# START OF Given records

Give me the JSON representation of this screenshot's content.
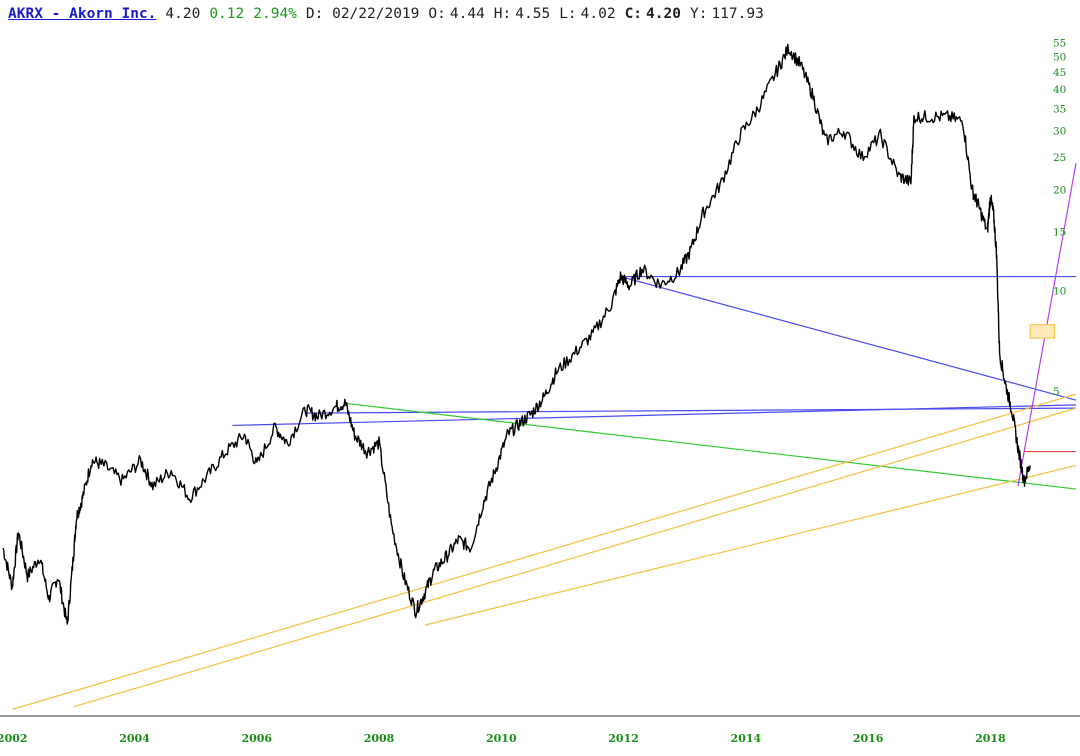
{
  "header": {
    "ticker": "AKRX - Akorn Inc.",
    "last": "4.20",
    "change": "0.12",
    "change_pct": "2.94%",
    "date": "D: 02/22/2019",
    "open_label": "O:",
    "open": "4.44",
    "high_label": "H:",
    "high": "4.55",
    "low_label": "L:",
    "low": "4.02",
    "close_label": "C:",
    "close": "4.20",
    "years_label": "Y:",
    "years": "117.93"
  },
  "colors": {
    "price": "#000000",
    "blue_line": "#4a4aee",
    "green_line": "#33cc33",
    "orange_line": "#f5c040",
    "purple_line": "#b040f0",
    "red_line": "#e04040",
    "tick_text": "#1a8c1a"
  },
  "chart_data": {
    "type": "line",
    "scale": "log",
    "title": "",
    "xlabel": "",
    "ylabel": "",
    "x_ticks": [
      "2002",
      "2004",
      "2006",
      "2008",
      "2010",
      "2012",
      "2014",
      "2016",
      "2018"
    ],
    "y_ticks": [
      5,
      10,
      15,
      20,
      25,
      30,
      35,
      40,
      45,
      50,
      55
    ],
    "xlim": [
      2001.8,
      2019.4
    ],
    "ylim": [
      0.55,
      60
    ],
    "grid": false,
    "series": [
      {
        "x": [
          2001.85,
          2002.0,
          2002.1,
          2002.25,
          2002.45,
          2002.6,
          2002.75,
          2002.9,
          2003.0,
          2003.05,
          2003.15,
          2003.3,
          2003.5,
          2003.8,
          2004.1,
          2004.3,
          2004.6,
          2004.9,
          2005.2,
          2005.5,
          2005.8,
          2006.0,
          2006.3,
          2006.5,
          2006.8,
          2007.0,
          2007.3,
          2007.45,
          2007.6,
          2007.8,
          2008.0,
          2008.2,
          2008.4,
          2008.6,
          2008.75,
          2008.9,
          2009.1,
          2009.3,
          2009.5,
          2009.7,
          2009.9,
          2010.1,
          2010.3,
          2010.5,
          2010.7,
          2010.9,
          2011.2,
          2011.5,
          2011.8,
          2011.95,
          2012.1,
          2012.3,
          2012.6,
          2012.9,
          2013.1,
          2013.3,
          2013.6,
          2013.9,
          2014.2,
          2014.5,
          2014.7,
          2014.9,
          2015.1,
          2015.3,
          2015.6,
          2015.9,
          2016.2,
          2016.5,
          2016.7,
          2016.75,
          2017.0,
          2017.3,
          2017.55,
          2017.7,
          2017.8,
          2017.95,
          2018.0,
          2018.05,
          2018.1,
          2018.15,
          2018.25,
          2018.35,
          2018.45,
          2018.55,
          2018.65
        ],
        "y": [
          1.7,
          1.3,
          1.9,
          1.4,
          1.6,
          1.2,
          1.4,
          1.0,
          1.6,
          2.1,
          2.4,
          3.1,
          3.0,
          2.7,
          3.1,
          2.6,
          2.9,
          2.4,
          2.8,
          3.3,
          3.7,
          3.0,
          3.9,
          3.5,
          4.4,
          4.2,
          4.5,
          4.6,
          3.7,
          3.3,
          3.5,
          2.0,
          1.4,
          1.1,
          1.25,
          1.45,
          1.6,
          1.8,
          1.7,
          2.3,
          2.9,
          3.7,
          4.0,
          4.3,
          4.8,
          5.7,
          6.5,
          7.4,
          9.1,
          11.0,
          10.3,
          11.6,
          10.4,
          11.3,
          13.2,
          17.0,
          21.0,
          29.0,
          35.0,
          45.0,
          53.0,
          47.0,
          38.0,
          28.0,
          30.0,
          25.0,
          29.0,
          22.0,
          21.0,
          33.0,
          33.0,
          33.0,
          32.0,
          20.0,
          18.0,
          15.0,
          19.0,
          17.0,
          13.0,
          6.5,
          5.2,
          4.4,
          3.4,
          2.7,
          3.0
        ]
      }
    ],
    "annotations": [
      {
        "type": "trendline",
        "color": "blue",
        "points": [
          [
            2011.95,
            11.0
          ],
          [
            2019.4,
            11.0
          ]
        ]
      },
      {
        "type": "trendline",
        "color": "blue",
        "points": [
          [
            2011.95,
            11.0
          ],
          [
            2019.4,
            4.7
          ]
        ]
      },
      {
        "type": "trendline",
        "color": "blue",
        "points": [
          [
            2005.6,
            3.95
          ],
          [
            2019.4,
            4.55
          ]
        ]
      },
      {
        "type": "trendline",
        "color": "blue",
        "points": [
          [
            2006.8,
            4.3
          ],
          [
            2019.4,
            4.45
          ]
        ]
      },
      {
        "type": "trendline",
        "color": "green",
        "points": [
          [
            2007.45,
            4.6
          ],
          [
            2019.4,
            2.55
          ]
        ]
      },
      {
        "type": "trendline",
        "color": "orange",
        "points": [
          [
            2002.0,
            0.56
          ],
          [
            2019.4,
            4.9
          ]
        ]
      },
      {
        "type": "trendline",
        "color": "orange",
        "points": [
          [
            2003.0,
            0.57
          ],
          [
            2019.4,
            4.45
          ]
        ]
      },
      {
        "type": "trendline",
        "color": "orange",
        "points": [
          [
            2008.75,
            1.0
          ],
          [
            2019.4,
            3.0
          ]
        ]
      },
      {
        "type": "trendline",
        "color": "purple",
        "points": [
          [
            2018.45,
            2.6
          ],
          [
            2019.4,
            24.0
          ]
        ]
      },
      {
        "type": "trendline",
        "color": "red",
        "points": [
          [
            2018.55,
            3.3
          ],
          [
            2019.4,
            3.3
          ]
        ]
      },
      {
        "type": "highlight_box",
        "color": "orange",
        "points": [
          [
            2018.65,
            7.9
          ],
          [
            2019.05,
            7.2
          ]
        ]
      }
    ]
  }
}
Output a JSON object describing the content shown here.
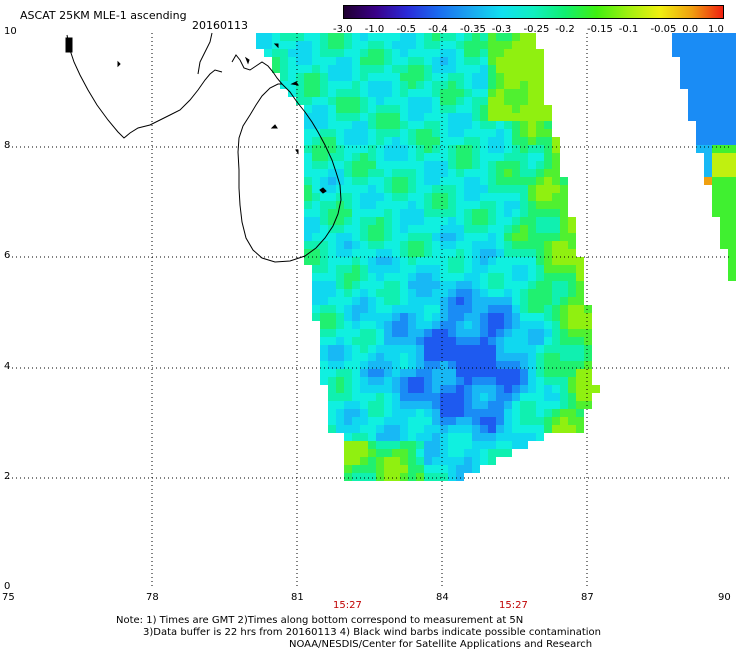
{
  "header": {
    "title": "ASCAT 25KM MLE-1 ascending",
    "date": "20160113"
  },
  "colorbar": {
    "labels": [
      "-3.0",
      "-1.0",
      "-0.5",
      "-0.4",
      "-0.35",
      "-0.3",
      "-0.25",
      "-0.2",
      "-0.15",
      "-0.1",
      "-0.05",
      "0.0",
      "1.0"
    ],
    "colors": [
      "#200030",
      "#3a0088",
      "#2a2ad8",
      "#1a6cf0",
      "#1aa6f0",
      "#10e0f0",
      "#10f0c0",
      "#10f070",
      "#40f010",
      "#a0f010",
      "#f0f010",
      "#f0a010",
      "#f02010"
    ]
  },
  "axes": {
    "x_ticks": [
      "75",
      "78",
      "81",
      "84",
      "87",
      "90"
    ],
    "y_ticks": [
      "0",
      "2",
      "4",
      "6",
      "8",
      "10"
    ]
  },
  "times": [
    "15:27",
    "15:27"
  ],
  "notes": [
    "Note: 1) Times are GMT 2)Times along bottom correspond to measurement at 5N",
    "3)Data buffer is 22 hrs from 20160113 4) Black wind barbs indicate possible contamination",
    "NOAA/NESDIS/Center for Satellite Applications and Research"
  ]
}
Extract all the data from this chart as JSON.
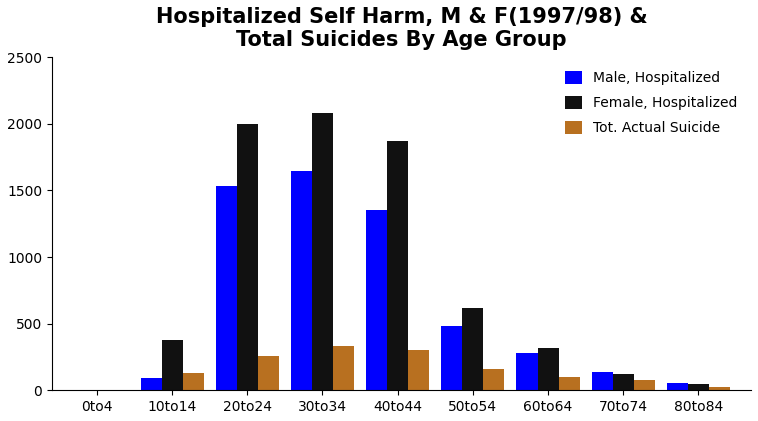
{
  "title": "Hospitalized Self Harm, M & F(1997/98) &\nTotal Suicides By Age Group",
  "categories": [
    "0to4",
    "10to14",
    "20to24",
    "30to34",
    "40to44",
    "50to54",
    "60to64",
    "70to74",
    "80to84"
  ],
  "male_hospitalized": [
    0,
    90,
    1530,
    1650,
    1350,
    480,
    280,
    135,
    55
  ],
  "female_hospitalized": [
    0,
    380,
    2000,
    2080,
    1870,
    620,
    315,
    120,
    50
  ],
  "tot_actual_suicide": [
    0,
    130,
    260,
    330,
    300,
    160,
    100,
    75,
    25
  ],
  "colors": {
    "male": "#0000ff",
    "female": "#111111",
    "suicide": "#b87020"
  },
  "legend_labels": [
    "Male, Hospitalized",
    "Female, Hospitalized",
    "Tot. Actual Suicide"
  ],
  "ylim": [
    0,
    2500
  ],
  "yticks": [
    0,
    500,
    1000,
    1500,
    2000,
    2500
  ],
  "title_fontsize": 15,
  "tick_fontsize": 10,
  "background_color": "#ffffff",
  "bar_width": 0.28,
  "figsize": [
    7.58,
    4.21
  ],
  "dpi": 100
}
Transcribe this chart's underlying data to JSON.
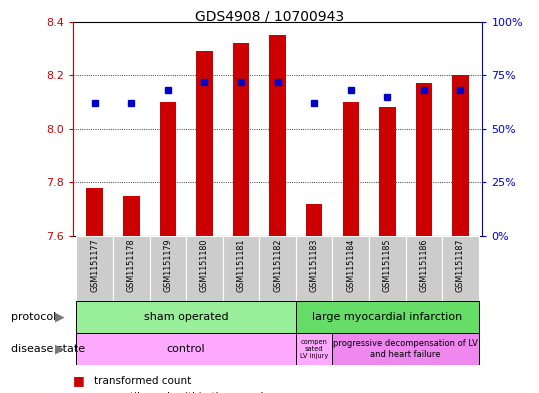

# END OF Given records

To do:
Copy the final stretch of lines, starting at the one that holds "Extract all the data from this chart as JSON." and ending at the last line of the data, exactly; omit pictures.

Task response:
Extract all the data from this chart as JSON.
{
  "title": "Hospitalized Self Harm, M & F(1997/98) &\nTotal Suicides By Age Group",
  "categories": [
    "0to4",
    "10to14",
    "20to24",
    "30to34",
    "40to44",
    "50to54",
    "60to64",
    "70to74",
    "80to84"
  ],
  "male_hospitalized": [
    0,
    90,
    1530,
    1650,
    1350,
    480,
    280,
    135,
    55
  ],
  "female_hospitalized": [
    0,
    380,
    2000,
    2080,
    1870,
    620,
    315,
    120,
    50
  ],
  "tot_actual_suicide": [
    0,
    130,
    260,
    330,
    300,
    160,
    100,
    75,
    25
  ],
  "colors": {
    "male": "#0000ff",
    "female": "#111111",
    "suicide": "#b87020"
  },
  "legend_labels": [
    "Male, Hospitalized",
    "Female, Hospitalized",
    "Tot. Actual Suicide"
  ],
  "ylim": [
    0,
    2500
  ],
  "yticks": [
    0,
    500,
    1000,
    1500,
    2000,
    2500
  ],
  "title_fontsize": 15,
  "tick_fontsize": 10,
  "background_color": "#ffffff",
  "bar_width": 0.28,
  "figsize": [
    7.58,
    4.21
  ],
  "dpi": 100
}
Transcribe this chart's underlying data to JSON.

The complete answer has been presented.